-- What is asked --
Please list all lines of the material below in which the string "that" occurs.

-- Supplied records --
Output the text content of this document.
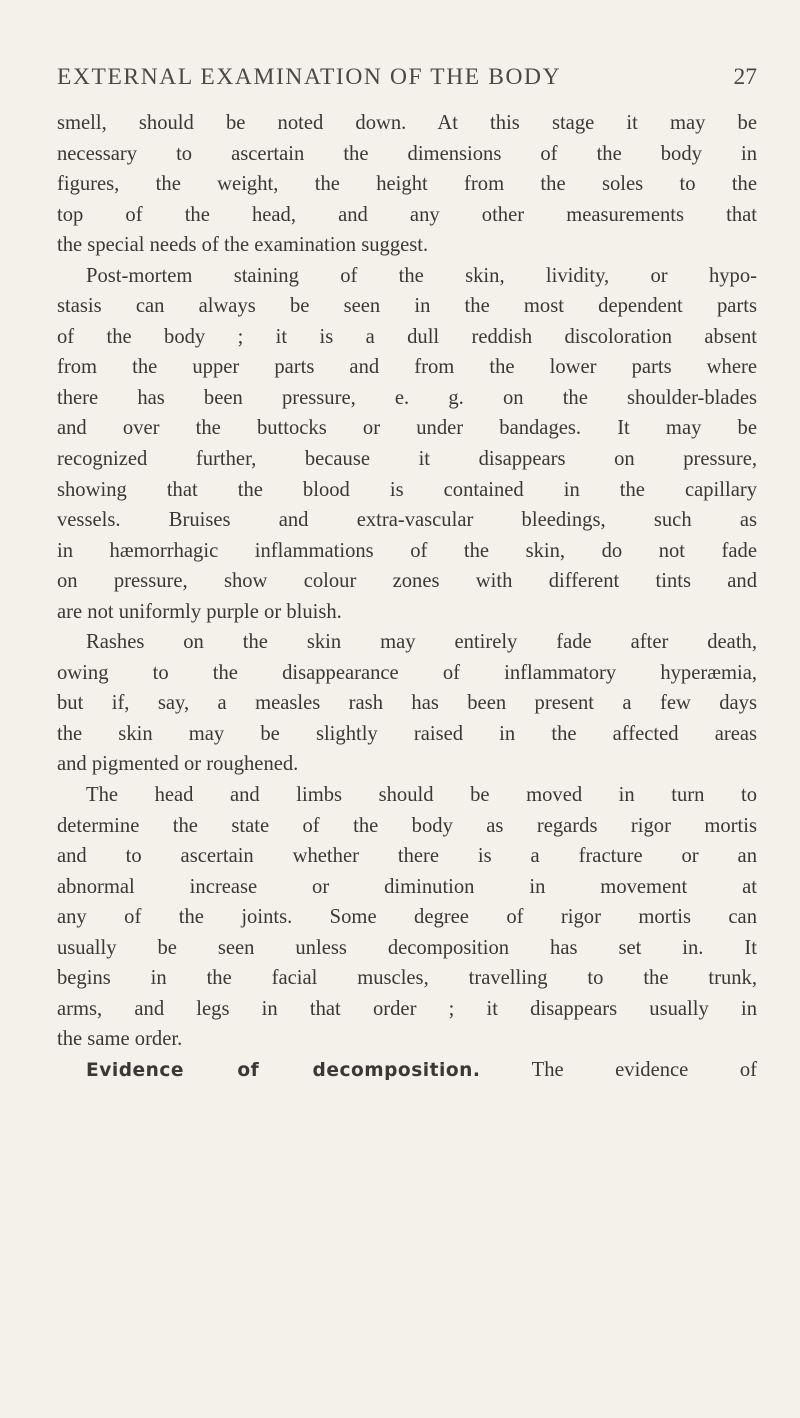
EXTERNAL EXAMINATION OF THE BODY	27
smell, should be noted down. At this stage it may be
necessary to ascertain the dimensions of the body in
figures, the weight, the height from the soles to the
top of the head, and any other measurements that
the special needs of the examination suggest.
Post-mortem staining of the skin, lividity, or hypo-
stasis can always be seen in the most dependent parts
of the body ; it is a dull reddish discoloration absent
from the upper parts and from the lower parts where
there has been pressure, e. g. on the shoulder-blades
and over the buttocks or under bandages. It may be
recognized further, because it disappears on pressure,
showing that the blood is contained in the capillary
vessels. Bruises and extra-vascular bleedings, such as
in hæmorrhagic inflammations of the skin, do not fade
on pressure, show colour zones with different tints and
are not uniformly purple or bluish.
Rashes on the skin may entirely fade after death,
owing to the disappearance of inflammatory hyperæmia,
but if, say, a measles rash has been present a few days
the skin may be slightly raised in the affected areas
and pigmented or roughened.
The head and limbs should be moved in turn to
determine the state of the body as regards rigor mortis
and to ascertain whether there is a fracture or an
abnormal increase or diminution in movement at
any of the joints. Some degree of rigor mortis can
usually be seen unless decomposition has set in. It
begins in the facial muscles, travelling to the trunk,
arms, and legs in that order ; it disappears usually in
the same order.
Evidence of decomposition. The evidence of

...

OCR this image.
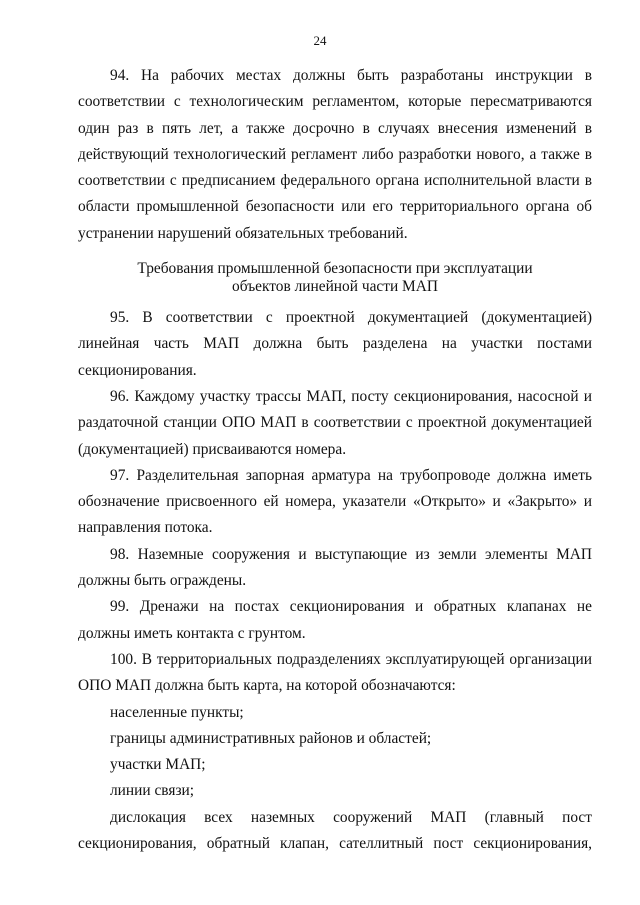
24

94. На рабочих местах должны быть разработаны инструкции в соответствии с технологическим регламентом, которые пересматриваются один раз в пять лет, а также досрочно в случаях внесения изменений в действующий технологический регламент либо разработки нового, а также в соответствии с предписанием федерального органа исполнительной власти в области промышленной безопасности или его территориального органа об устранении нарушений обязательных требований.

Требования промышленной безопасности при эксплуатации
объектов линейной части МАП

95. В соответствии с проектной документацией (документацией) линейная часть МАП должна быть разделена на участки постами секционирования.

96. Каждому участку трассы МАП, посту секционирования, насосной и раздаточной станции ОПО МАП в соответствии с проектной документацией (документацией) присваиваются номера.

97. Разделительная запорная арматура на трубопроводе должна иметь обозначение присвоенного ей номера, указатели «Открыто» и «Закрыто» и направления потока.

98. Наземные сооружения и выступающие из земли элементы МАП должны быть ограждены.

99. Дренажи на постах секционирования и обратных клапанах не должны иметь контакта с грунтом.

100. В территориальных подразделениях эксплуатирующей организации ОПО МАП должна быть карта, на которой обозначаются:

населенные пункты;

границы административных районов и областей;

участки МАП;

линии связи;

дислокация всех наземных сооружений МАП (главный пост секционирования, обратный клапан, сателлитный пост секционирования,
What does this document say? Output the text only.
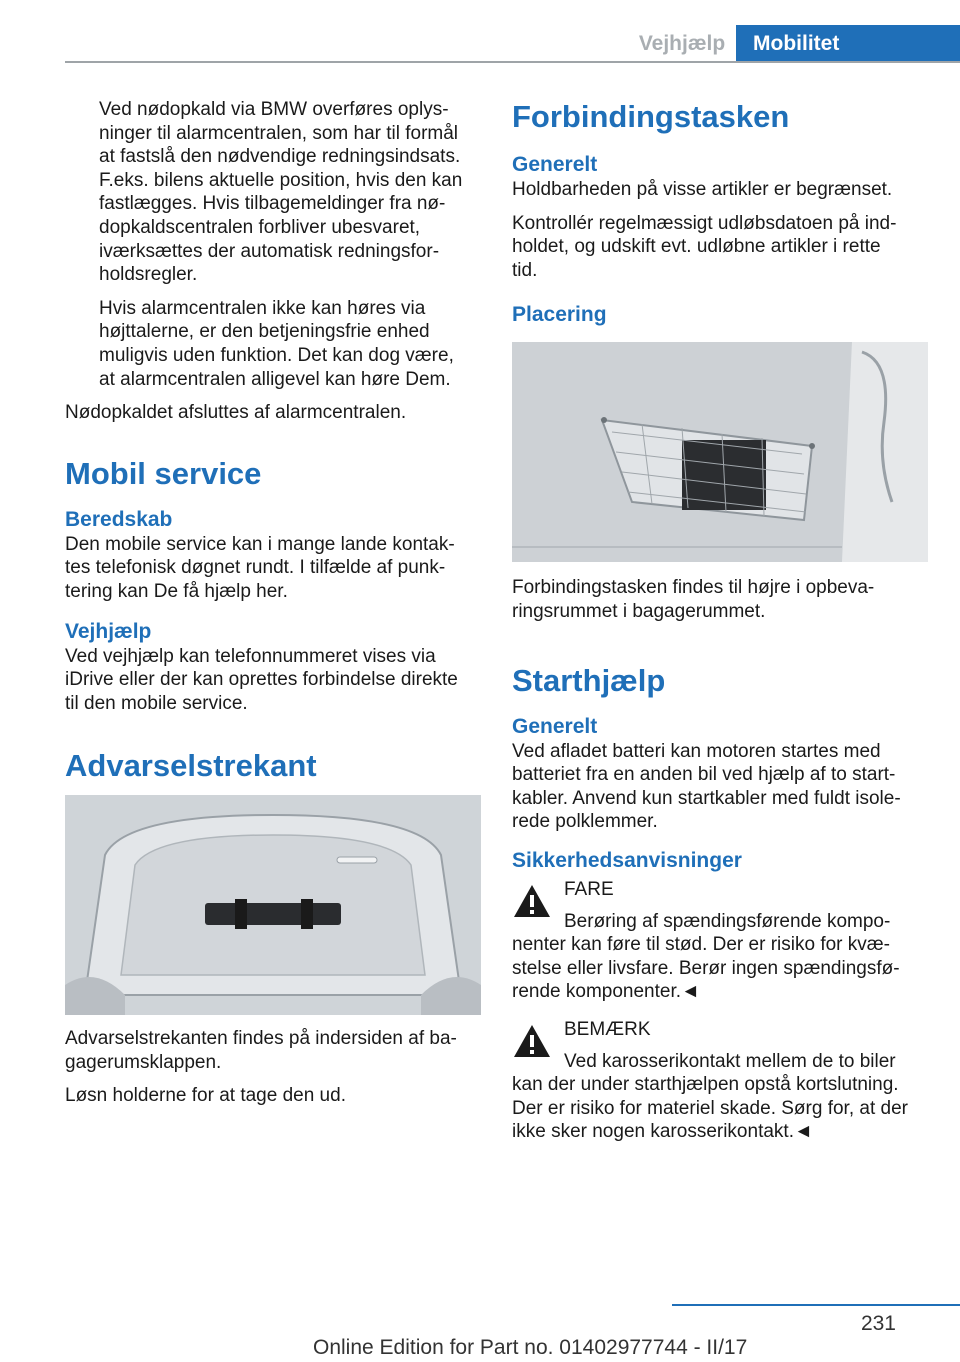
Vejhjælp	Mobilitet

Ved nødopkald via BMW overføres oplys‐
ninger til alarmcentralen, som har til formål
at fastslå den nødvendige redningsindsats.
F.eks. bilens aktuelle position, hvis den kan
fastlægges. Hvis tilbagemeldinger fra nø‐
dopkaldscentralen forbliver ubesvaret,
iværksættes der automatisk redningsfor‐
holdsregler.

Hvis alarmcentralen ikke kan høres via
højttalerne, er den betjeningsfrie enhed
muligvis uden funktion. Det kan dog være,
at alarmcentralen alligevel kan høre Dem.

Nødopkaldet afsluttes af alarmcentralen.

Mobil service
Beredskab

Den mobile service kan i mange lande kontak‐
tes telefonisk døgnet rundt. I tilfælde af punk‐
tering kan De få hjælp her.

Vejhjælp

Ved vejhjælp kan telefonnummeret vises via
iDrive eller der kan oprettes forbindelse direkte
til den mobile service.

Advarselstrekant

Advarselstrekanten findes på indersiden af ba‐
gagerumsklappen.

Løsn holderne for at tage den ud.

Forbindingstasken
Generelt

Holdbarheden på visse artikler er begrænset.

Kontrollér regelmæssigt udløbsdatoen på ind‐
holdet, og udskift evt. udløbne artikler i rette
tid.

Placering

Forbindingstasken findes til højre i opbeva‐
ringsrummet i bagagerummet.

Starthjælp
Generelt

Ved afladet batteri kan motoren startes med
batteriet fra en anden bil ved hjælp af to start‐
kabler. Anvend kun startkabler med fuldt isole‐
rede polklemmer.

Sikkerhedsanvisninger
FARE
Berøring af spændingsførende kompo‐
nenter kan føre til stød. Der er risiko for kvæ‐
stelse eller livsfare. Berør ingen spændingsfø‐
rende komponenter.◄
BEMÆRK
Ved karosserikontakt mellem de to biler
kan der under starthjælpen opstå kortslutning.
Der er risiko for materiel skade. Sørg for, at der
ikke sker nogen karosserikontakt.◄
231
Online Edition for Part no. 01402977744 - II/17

...

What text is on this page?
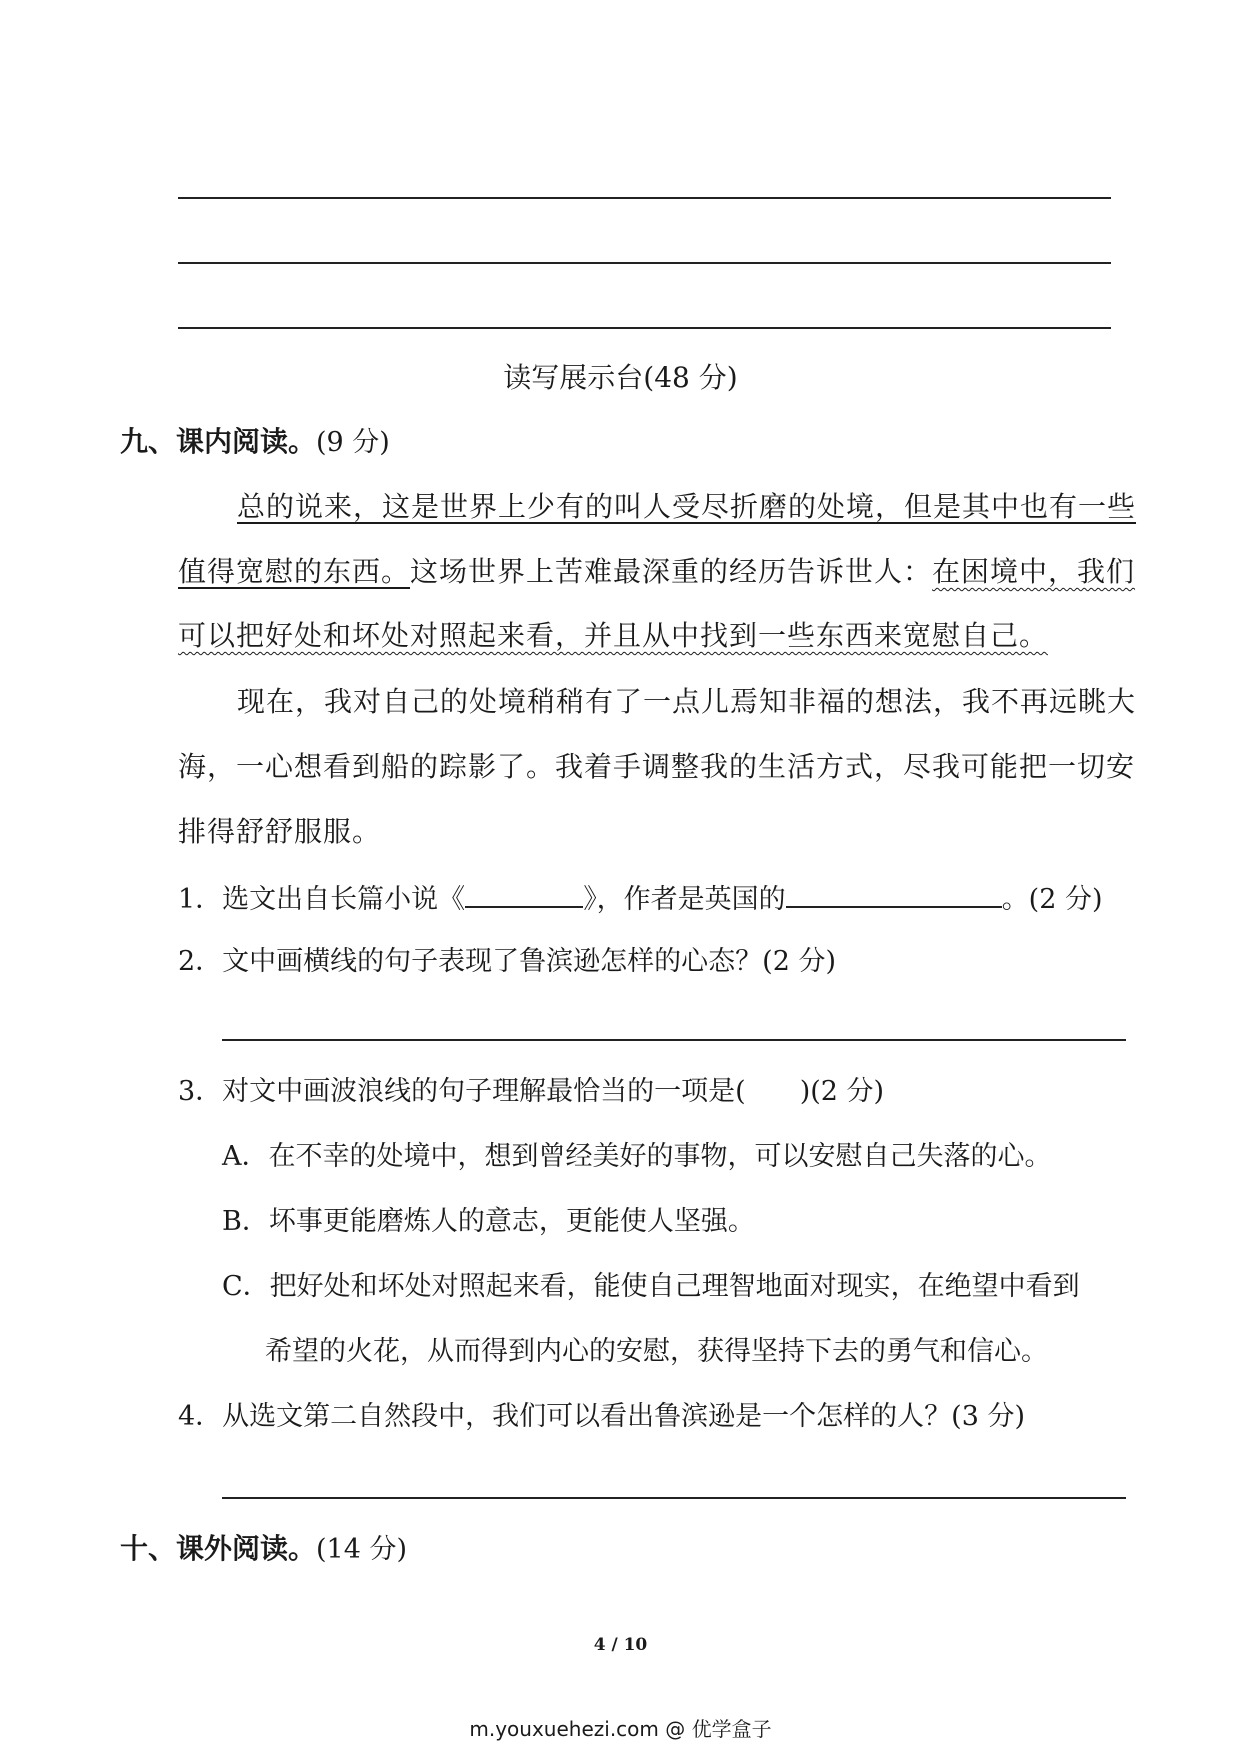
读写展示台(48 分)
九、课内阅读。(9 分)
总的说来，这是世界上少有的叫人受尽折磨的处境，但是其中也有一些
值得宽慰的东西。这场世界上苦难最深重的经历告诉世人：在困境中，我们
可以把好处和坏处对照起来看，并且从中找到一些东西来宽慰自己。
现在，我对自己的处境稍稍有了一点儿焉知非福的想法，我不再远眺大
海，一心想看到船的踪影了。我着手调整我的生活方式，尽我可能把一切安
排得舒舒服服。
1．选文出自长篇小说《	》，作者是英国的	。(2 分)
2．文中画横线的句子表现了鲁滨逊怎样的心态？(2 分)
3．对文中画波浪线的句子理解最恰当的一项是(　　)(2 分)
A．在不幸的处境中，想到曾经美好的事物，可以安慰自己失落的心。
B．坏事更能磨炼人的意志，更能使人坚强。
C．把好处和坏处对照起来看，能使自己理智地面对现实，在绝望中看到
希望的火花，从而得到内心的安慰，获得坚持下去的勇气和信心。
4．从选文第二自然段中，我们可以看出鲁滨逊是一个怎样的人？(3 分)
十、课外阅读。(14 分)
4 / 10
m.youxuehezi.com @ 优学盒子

-- Output for this task --
top of the head, and any other measurements that
showing that the blood is contained in the capillary
arms, and legs in that order ; it disappears usually in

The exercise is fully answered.